## [Exercise details]
Give the number of lines that include the string "myös", nothing more.

## [Record extracts]

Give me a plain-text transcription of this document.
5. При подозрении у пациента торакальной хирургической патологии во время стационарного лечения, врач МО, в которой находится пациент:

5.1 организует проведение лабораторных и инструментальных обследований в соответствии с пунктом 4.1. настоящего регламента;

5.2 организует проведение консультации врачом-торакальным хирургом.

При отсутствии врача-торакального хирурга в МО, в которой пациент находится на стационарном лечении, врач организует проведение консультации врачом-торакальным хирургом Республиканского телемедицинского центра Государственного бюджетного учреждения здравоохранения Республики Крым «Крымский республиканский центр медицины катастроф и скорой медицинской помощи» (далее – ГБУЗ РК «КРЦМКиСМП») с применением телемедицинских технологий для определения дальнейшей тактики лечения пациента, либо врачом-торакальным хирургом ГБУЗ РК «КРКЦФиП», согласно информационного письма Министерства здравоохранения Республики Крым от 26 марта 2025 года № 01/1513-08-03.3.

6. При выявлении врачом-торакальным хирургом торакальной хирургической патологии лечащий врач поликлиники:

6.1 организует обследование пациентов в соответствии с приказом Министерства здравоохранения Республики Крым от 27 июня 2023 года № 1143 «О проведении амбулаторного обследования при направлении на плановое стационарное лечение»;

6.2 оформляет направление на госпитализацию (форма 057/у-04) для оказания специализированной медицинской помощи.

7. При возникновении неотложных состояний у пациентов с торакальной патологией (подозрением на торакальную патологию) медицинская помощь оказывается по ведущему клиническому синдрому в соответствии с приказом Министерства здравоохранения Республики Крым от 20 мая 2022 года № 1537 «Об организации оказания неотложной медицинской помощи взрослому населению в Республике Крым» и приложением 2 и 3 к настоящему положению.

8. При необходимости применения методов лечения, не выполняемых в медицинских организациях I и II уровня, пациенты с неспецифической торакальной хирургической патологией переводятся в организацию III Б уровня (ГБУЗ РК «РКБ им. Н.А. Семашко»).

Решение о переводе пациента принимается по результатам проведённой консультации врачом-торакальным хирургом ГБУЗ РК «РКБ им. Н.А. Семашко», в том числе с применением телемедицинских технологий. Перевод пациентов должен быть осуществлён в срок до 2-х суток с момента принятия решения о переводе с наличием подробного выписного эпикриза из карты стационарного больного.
==
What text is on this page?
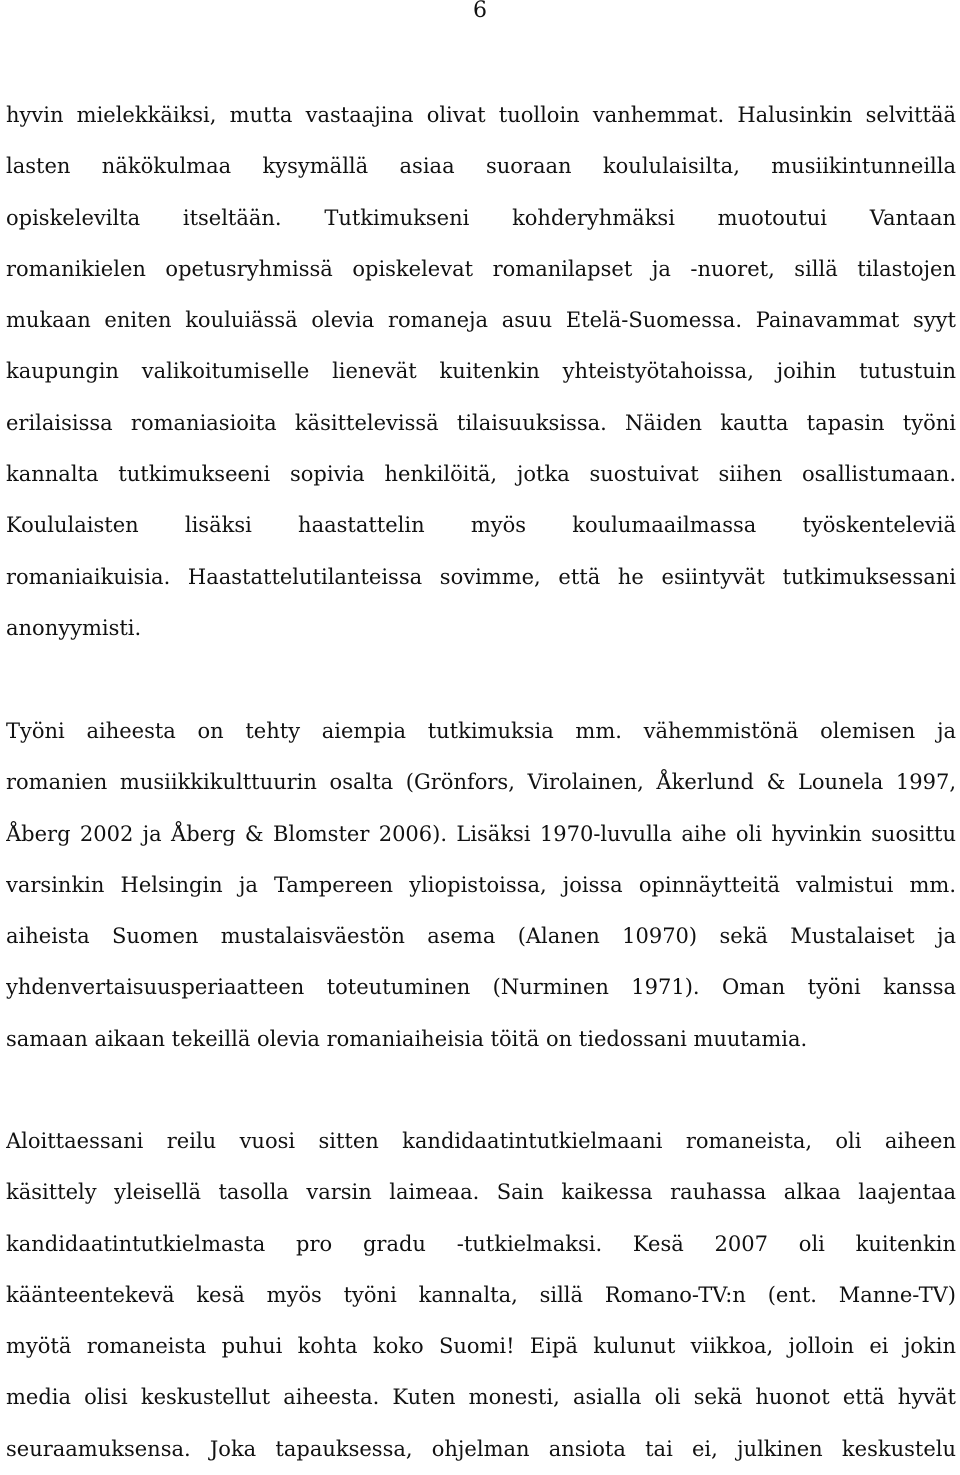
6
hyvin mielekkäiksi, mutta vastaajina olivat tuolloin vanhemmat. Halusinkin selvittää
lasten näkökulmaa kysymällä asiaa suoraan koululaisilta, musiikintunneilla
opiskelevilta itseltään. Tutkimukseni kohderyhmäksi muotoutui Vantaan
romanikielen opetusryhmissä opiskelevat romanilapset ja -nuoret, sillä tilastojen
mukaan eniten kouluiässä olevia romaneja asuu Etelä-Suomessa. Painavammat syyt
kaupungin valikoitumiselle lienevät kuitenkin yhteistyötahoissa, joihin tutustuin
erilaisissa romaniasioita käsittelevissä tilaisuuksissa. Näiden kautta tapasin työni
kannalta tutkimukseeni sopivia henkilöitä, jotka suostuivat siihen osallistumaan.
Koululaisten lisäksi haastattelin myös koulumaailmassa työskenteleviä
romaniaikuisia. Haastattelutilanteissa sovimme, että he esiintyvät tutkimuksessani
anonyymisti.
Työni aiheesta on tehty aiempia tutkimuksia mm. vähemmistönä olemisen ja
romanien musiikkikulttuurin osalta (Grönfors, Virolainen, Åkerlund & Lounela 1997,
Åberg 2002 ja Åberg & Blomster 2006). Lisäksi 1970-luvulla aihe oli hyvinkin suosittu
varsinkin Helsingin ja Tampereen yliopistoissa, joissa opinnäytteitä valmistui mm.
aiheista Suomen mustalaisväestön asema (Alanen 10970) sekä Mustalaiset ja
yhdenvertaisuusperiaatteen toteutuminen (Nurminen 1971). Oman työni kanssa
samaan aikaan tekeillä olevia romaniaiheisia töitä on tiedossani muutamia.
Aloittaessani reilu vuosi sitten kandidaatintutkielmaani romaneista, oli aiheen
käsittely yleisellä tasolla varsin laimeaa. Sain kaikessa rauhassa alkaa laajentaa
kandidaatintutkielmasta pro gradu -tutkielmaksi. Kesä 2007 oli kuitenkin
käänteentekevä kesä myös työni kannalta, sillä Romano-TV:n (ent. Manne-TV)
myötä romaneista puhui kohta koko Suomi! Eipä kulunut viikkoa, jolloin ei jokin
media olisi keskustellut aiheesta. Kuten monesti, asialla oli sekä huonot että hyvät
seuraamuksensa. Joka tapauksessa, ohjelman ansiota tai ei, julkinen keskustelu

## [Answer to this exercise]
2